GOAL: Retype every entry word for word.
○ ○ ○ ○ ○ ○ ○
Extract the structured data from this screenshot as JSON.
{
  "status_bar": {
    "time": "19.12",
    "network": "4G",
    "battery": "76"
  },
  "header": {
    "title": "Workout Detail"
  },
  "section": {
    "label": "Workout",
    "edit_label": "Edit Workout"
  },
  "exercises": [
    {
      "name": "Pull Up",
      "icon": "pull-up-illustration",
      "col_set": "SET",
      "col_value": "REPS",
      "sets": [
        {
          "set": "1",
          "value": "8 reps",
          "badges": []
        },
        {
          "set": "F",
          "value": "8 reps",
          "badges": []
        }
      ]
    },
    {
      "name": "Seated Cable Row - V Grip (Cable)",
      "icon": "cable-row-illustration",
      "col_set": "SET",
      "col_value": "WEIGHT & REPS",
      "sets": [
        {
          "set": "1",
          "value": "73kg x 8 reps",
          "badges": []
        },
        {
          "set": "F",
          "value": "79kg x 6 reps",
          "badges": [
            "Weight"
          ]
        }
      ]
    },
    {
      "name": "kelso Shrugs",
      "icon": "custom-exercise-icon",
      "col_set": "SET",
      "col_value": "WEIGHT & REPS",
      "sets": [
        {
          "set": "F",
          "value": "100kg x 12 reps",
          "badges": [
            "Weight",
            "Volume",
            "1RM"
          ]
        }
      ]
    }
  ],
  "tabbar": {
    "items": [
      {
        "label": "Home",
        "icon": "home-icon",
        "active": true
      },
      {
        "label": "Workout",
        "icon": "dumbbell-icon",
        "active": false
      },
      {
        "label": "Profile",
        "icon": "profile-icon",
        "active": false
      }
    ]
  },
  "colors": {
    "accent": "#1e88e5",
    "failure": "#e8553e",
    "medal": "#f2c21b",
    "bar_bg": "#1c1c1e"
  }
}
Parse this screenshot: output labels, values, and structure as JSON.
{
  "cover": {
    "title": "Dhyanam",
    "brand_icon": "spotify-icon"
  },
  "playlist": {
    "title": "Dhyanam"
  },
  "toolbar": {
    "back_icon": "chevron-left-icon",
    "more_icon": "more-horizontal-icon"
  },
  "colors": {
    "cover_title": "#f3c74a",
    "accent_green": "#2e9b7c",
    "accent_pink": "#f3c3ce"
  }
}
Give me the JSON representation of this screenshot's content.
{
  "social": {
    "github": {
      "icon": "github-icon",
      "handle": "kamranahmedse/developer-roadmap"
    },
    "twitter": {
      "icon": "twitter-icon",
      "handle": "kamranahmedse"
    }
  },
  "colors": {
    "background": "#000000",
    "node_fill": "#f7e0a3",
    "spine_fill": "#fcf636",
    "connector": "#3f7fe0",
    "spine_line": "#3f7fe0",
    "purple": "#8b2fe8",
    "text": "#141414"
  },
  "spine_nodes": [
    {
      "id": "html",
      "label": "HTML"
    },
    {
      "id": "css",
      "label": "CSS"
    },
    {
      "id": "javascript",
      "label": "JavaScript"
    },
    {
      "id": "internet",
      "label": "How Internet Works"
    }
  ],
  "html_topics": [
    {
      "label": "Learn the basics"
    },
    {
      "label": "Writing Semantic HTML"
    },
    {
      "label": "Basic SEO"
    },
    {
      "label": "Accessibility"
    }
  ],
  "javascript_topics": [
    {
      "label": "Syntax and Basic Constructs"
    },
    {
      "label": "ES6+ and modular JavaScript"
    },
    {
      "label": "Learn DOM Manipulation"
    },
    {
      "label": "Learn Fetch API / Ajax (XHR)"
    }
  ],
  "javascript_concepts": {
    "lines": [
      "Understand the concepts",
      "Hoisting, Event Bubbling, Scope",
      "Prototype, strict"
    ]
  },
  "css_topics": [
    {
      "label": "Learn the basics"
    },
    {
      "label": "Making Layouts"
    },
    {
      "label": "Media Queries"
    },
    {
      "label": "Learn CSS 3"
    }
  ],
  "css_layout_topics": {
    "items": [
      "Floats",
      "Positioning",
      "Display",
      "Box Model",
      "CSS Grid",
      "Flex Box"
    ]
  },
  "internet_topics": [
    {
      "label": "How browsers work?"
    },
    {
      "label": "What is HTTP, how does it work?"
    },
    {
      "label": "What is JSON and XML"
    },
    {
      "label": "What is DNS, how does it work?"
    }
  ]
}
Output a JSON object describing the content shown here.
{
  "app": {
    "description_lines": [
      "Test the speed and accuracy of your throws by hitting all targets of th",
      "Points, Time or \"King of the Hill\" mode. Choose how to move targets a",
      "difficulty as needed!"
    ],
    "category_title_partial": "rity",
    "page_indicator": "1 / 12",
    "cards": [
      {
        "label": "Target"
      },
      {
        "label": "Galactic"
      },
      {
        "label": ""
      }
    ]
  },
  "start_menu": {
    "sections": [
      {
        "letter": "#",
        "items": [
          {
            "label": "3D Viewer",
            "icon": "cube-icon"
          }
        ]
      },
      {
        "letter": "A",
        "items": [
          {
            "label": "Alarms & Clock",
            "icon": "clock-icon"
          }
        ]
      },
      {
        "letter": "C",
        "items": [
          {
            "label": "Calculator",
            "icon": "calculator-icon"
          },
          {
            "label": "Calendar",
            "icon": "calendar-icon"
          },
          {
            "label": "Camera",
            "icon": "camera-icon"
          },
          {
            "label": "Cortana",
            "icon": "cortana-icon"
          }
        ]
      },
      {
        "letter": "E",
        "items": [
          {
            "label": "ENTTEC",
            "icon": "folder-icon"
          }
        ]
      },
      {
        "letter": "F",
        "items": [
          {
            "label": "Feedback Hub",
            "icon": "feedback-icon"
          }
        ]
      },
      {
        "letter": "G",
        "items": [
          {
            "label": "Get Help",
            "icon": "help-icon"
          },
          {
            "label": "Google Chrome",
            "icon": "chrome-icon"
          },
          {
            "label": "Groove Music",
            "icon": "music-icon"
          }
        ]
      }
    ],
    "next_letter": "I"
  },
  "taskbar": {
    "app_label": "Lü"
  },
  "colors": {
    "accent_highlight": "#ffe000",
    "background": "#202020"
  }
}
○ ○ ○ ○ ○ ○ ○
TASK ANSWER:
Extract the structured data from this screenshot as JSON.
{
  "status_bar": {
    "time": "19.12",
    "network": "4G",
    "battery": "76"
  },
  "header": {
    "title": "Workout Detail"
  },
  "section": {
    "label": "Workout",
    "edit_label": "Edit Workout"
  },
  "exercises": [
    {
      "name": "Pull Up",
      "icon": "pull-up-illustration",
      "col_set": "SET",
      "col_value": "REPS",
      "sets": [
        {
          "set": "1",
          "value": "8 reps",
          "badges": []
        },
        {
          "set": "F",
          "value": "8 reps",
          "badges": []
        }
      ]
    },
    {
      "name": "Seated Cable Row - V Grip (Cable)",
      "icon": "cable-row-illustration",
      "col_set": "SET",
      "col_value": "WEIGHT & REPS",
      "sets": [
        {
          "set": "1",
          "value": "73kg x 8 reps",
          "badges": []
        },
        {
          "set": "F",
          "value": "79kg x 6 reps",
          "badges": [
            "Weight"
          ]
        }
      ]
    },
    {
      "name": "kelso Shrugs",
      "icon": "custom-exercise-icon",
      "col_set": "SET",
      "col_value": "WEIGHT & REPS",
      "sets": [
        {
          "set": "F",
          "value": "100kg x 12 reps",
          "badges": [
            "Weight",
            "Volume",
            "1RM"
          ]
        }
      ]
    }
  ],
  "tabbar": {
    "items": [
      {
        "label": "Home",
        "icon": "home-icon",
        "active": true
      },
      {
        "label": "Workout",
        "icon": "dumbbell-icon",
        "active": false
      },
      {
        "label": "Profile",
        "icon": "profile-icon",
        "active": false
      }
    ]
  },
  "colors": {
    "accent": "#1e88e5",
    "failure": "#e8553e",
    "medal": "#f2c21b",
    "bar_bg": "#1c1c1e"
  }
}
Parse this screenshot: output labels, values, and structure as JSON.
{
  "cover": {
    "title": "Dhyanam",
    "brand_icon": "spotify-icon"
  },
  "playlist": {
    "title": "Dhyanam"
  },
  "toolbar": {
    "back_icon": "chevron-left-icon",
    "more_icon": "more-horizontal-icon"
  },
  "colors": {
    "cover_title": "#f3c74a",
    "accent_green": "#2e9b7c",
    "accent_pink": "#f3c3ce"
  }
}
Give me the JSON representation of this screenshot's content.
{
  "social": {
    "github": {
      "icon": "github-icon",
      "handle": "kamranahmedse/developer-roadmap"
    },
    "twitter": {
      "icon": "twitter-icon",
      "handle": "kamranahmedse"
    }
  },
  "colors": {
    "background": "#000000",
    "node_fill": "#f7e0a3",
    "spine_fill": "#fcf636",
    "connector": "#3f7fe0",
    "spine_line": "#3f7fe0",
    "purple": "#8b2fe8",
    "text": "#141414"
  },
  "spine_nodes": [
    {
      "id": "html",
      "label": "HTML"
    },
    {
      "id": "css",
      "label": "CSS"
    },
    {
      "id": "javascript",
      "label": "JavaScript"
    },
    {
      "id": "internet",
      "label": "How Internet Works"
    }
  ],
  "html_topics": [
    {
      "label": "Learn the basics"
    },
    {
      "label": "Writing Semantic HTML"
    },
    {
      "label": "Basic SEO"
    },
    {
      "label": "Accessibility"
    }
  ],
  "javascript_topics": [
    {
      "label": "Syntax and Basic Constructs"
    },
    {
      "label": "ES6+ and modular JavaScript"
    },
    {
      "label": "Learn DOM Manipulation"
    },
    {
      "label": "Learn Fetch API / Ajax (XHR)"
    }
  ],
  "javascript_concepts": {
    "lines": [
      "Understand the concepts",
      "Hoisting, Event Bubbling, Scope",
      "Prototype, strict"
    ]
  },
  "css_topics": [
    {
      "label": "Learn the basics"
    },
    {
      "label": "Making Layouts"
    },
    {
      "label": "Media Queries"
    },
    {
      "label": "Learn CSS 3"
    }
  ],
  "css_layout_topics": {
    "items": [
      "Floats",
      "Positioning",
      "Display",
      "Box Model",
      "CSS Grid",
      "Flex Box"
    ]
  },
  "internet_topics": [
    {
      "label": "How browsers work?"
    },
    {
      "label": "What is HTTP, how does it work?"
    },
    {
      "label": "What is JSON and XML"
    },
    {
      "label": "What is DNS, how does it work?"
    }
  ]
}
Output a JSON object describing the content shown here.
{
  "app": {
    "description_lines": [
      "Test the speed and accuracy of your throws by hitting all targets of th",
      "Points, Time or \"King of the Hill\" mode. Choose how to move targets a",
      "difficulty as needed!"
    ],
    "category_title_partial": "rity",
    "page_indicator": "1 / 12",
    "cards": [
      {
        "label": "Target"
      },
      {
        "label": "Galactic"
      },
      {
        "label": ""
      }
    ]
  },
  "start_menu": {
    "sections": [
      {
        "letter": "#",
        "items": [
          {
            "label": "3D Viewer",
            "icon": "cube-icon"
          }
        ]
      },
      {
        "letter": "A",
        "items": [
          {
            "label": "Alarms & Clock",
            "icon": "clock-icon"
          }
        ]
      },
      {
        "letter": "C",
        "items": [
          {
            "label": "Calculator",
            "icon": "calculator-icon"
          },
          {
            "label": "Calendar",
            "icon": "calendar-icon"
          },
          {
            "label": "Camera",
            "icon": "camera-icon"
          },
          {
            "label": "Cortana",
            "icon": "cortana-icon"
          }
        ]
      },
      {
        "letter": "E",
        "items": [
          {
            "label": "ENTTEC",
            "icon": "folder-icon"
          }
        ]
      },
      {
        "letter": "F",
        "items": [
          {
            "label": "Feedback Hub",
            "icon": "feedback-icon"
          }
        ]
      },
      {
        "letter": "G",
        "items": [
          {
            "label": "Get Help",
            "icon": "help-icon"
          },
          {
            "label": "Google Chrome",
            "icon": "chrome-icon"
          },
          {
            "label": "Groove Music",
            "icon": "music-icon"
          }
        ]
      }
    ],
    "next_letter": "I"
  },
  "taskbar": {
    "app_label": "Lü"
  },
  "colors": {
    "accent_highlight": "#ffe000",
    "background": "#202020"
  }
}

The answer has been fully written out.